Saved entries
◆ ◆ ◆

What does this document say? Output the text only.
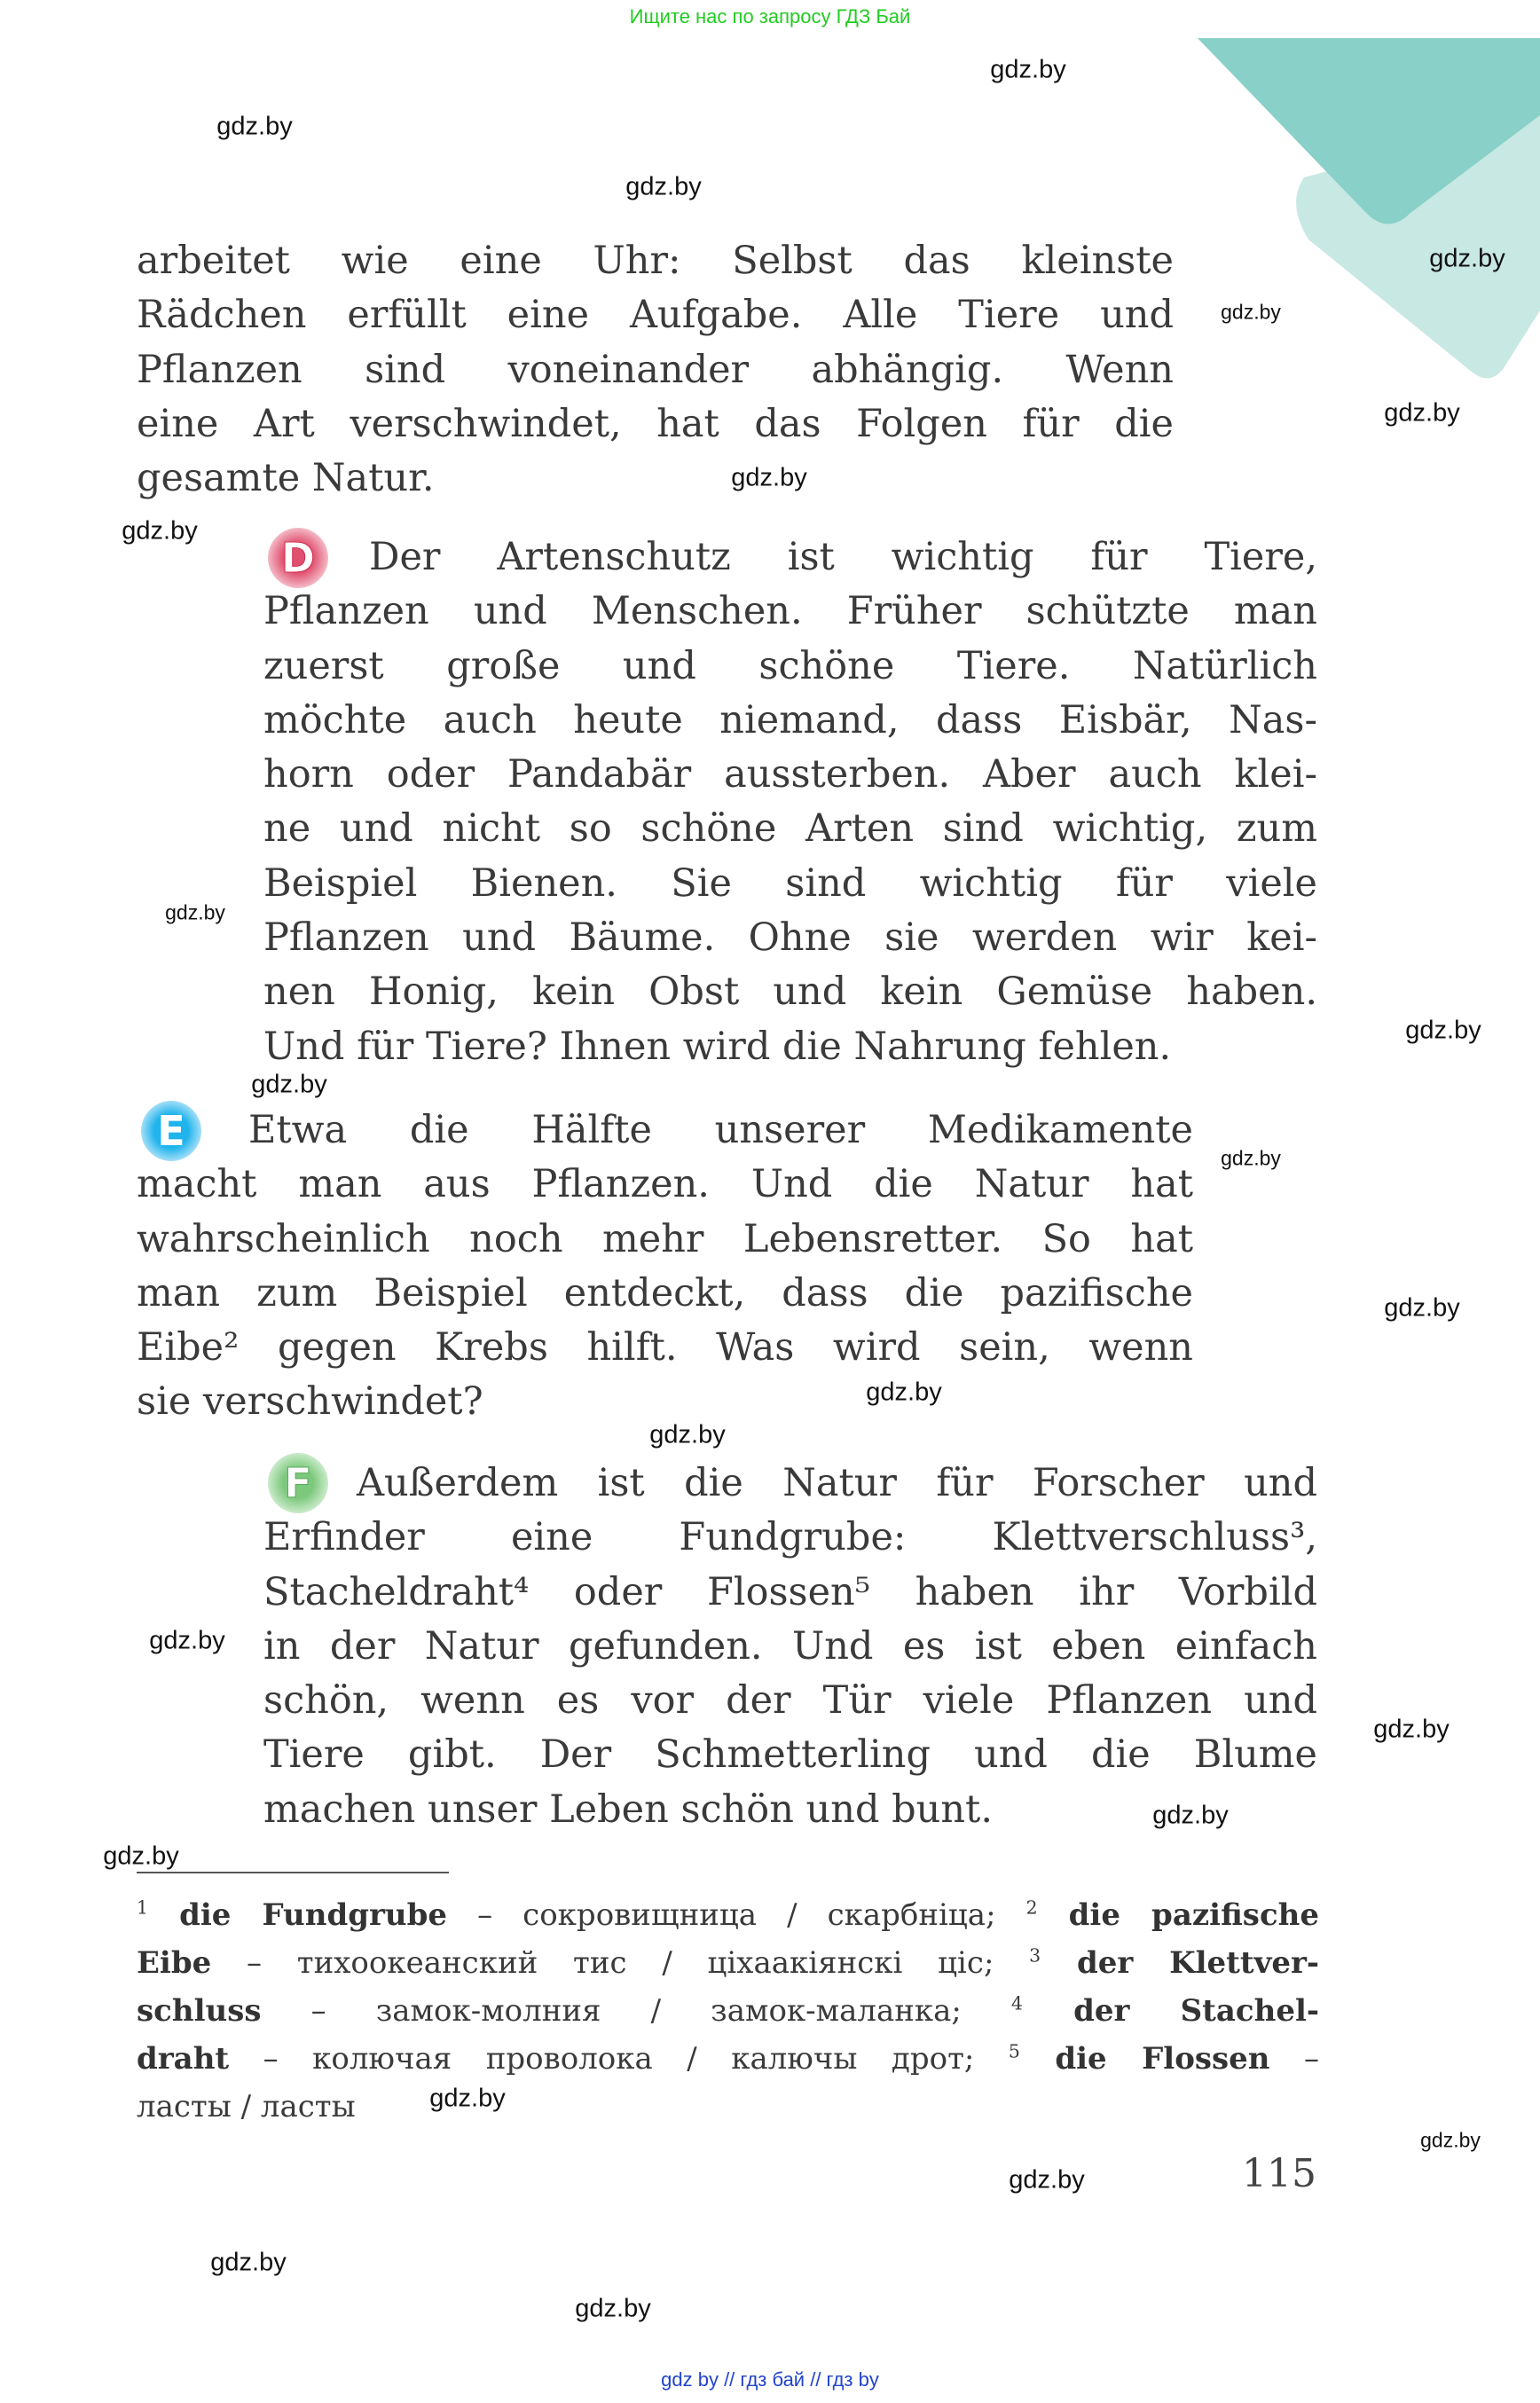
Ищите нас по запросу ГДЗ Бай
arbeitet wie eine Uhr: Selbst das kleinste
Rädchen erfüllt eine Aufgabe. Alle Tiere und
Pflanzen sind voneinander abhängig. Wenn
eine Art verschwindet, hat das Folgen für die
gesamte Natur.
D	Der Artenschutz ist wichtig für Tiere,
Pflanzen und Menschen. Früher schützte man
zuerst große und schöne Tiere. Natürlich
möchte auch heute niemand, dass Eisbär, Nas-
horn oder Pandabär aussterben. Aber auch klei-
ne und nicht so schöne Arten sind wichtig, zum
Beispiel Bienen. Sie sind wichtig für viele
Pflanzen und Bäume. Ohne sie werden wir kei-
nen Honig, kein Obst und kein Gemüse haben.
Und für Tiere? Ihnen wird die Nahrung fehlen.
E	Etwa die Hälfte unserer Medikamente
macht man aus Pflanzen. Und die Natur hat
wahrscheinlich noch mehr Lebensretter. So hat
man zum Beispiel entdeckt, dass die pazifische
Eibe² gegen Krebs hilft. Was wird sein, wenn
sie verschwindet?
F	Außerdem ist die Natur für Forscher und
Erfinder eine Fundgrube: Klettverschluss³,
Stacheldraht⁴ oder Flossen⁵ haben ihr Vorbild
in der Natur gefunden. Und es ist eben einfach
schön, wenn es vor der Tür viele Pflanzen und
Tiere gibt. Der Schmetterling und die Blume
machen unser Leben schön und bunt.
$^1$ die Fundgrube – сокровищница / скарбніца; $^2$ die pazifische
Eibe – тихоокеанский тис / ціхаакіянскі ціс; $^3$ der Klettver-
schluss – замок-молния / замок-маланка; $^4$ der Stachel-
draht – колючая проволока / калючы дрот; $^5$ die Flossen –
ласты / ласты
115
gdz by // гдз бай // гдз by
gdz.by
gdz.by
gdz.by
gdz.by
gdz.by
gdz.by
gdz.by
gdz.by
gdz.by
gdz.by
gdz.by
gdz.by
gdz.by
gdz.by
gdz.by
gdz.by
gdz.by
gdz.by
gdz.by
gdz.by
gdz.by
gdz.by
gdz.by
gdz.by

◆ ◆ ◆

The problem
Make an exact copy of the records above, with the pictures left out.

Reply to the exercise
What does this document say? Output the text only.
Ищите нас по запросу ГДЗ Бай
arbeitet wie eine Uhr: Selbst das kleinste
Rädchen erfüllt eine Aufgabe. Alle Tiere und
Pflanzen sind voneinander abhängig. Wenn
eine Art verschwindet, hat das Folgen für die
gesamte Natur.
D	Der Artenschutz ist wichtig für Tiere,
Pflanzen und Menschen. Früher schützte man
zuerst große und schöne Tiere. Natürlich
möchte auch heute niemand, dass Eisbär, Nas-
horn oder Pandabär aussterben. Aber auch klei-
ne und nicht so schöne Arten sind wichtig, zum
Beispiel Bienen. Sie sind wichtig für viele
Pflanzen und Bäume. Ohne sie werden wir kei-
nen Honig, kein Obst und kein Gemüse haben.
Und für Tiere? Ihnen wird die Nahrung fehlen.
E	Etwa die Hälfte unserer Medikamente
macht man aus Pflanzen. Und die Natur hat
wahrscheinlich noch mehr Lebensretter. So hat
man zum Beispiel entdeckt, dass die pazifische
Eibe² gegen Krebs hilft. Was wird sein, wenn
sie verschwindet?
F	Außerdem ist die Natur für Forscher und
Erfinder eine Fundgrube: Klettverschluss³,
Stacheldraht⁴ oder Flossen⁵ haben ihr Vorbild
in der Natur gefunden. Und es ist eben einfach
schön, wenn es vor der Tür viele Pflanzen und
Tiere gibt. Der Schmetterling und die Blume
machen unser Leben schön und bunt.
$^1$ die Fundgrube – сокровищница / скарбніца; $^2$ die pazifische
Eibe – тихоокеанский тис / ціхаакіянскі ціс; $^3$ der Klettver-
schluss – замок-молния / замок-маланка; $^4$ der Stachel-
draht – колючая проволока / калючы дрот; $^5$ die Flossen –
ласты / ласты
115
gdz by // гдз бай // гдз by
gdz.by
gdz.by
gdz.by
gdz.by
gdz.by
gdz.by
gdz.by
gdz.by
gdz.by
gdz.by
gdz.by
gdz.by
gdz.by
gdz.by
gdz.by
gdz.by
gdz.by
gdz.by
gdz.by
gdz.by
gdz.by
gdz.by
gdz.by
gdz.by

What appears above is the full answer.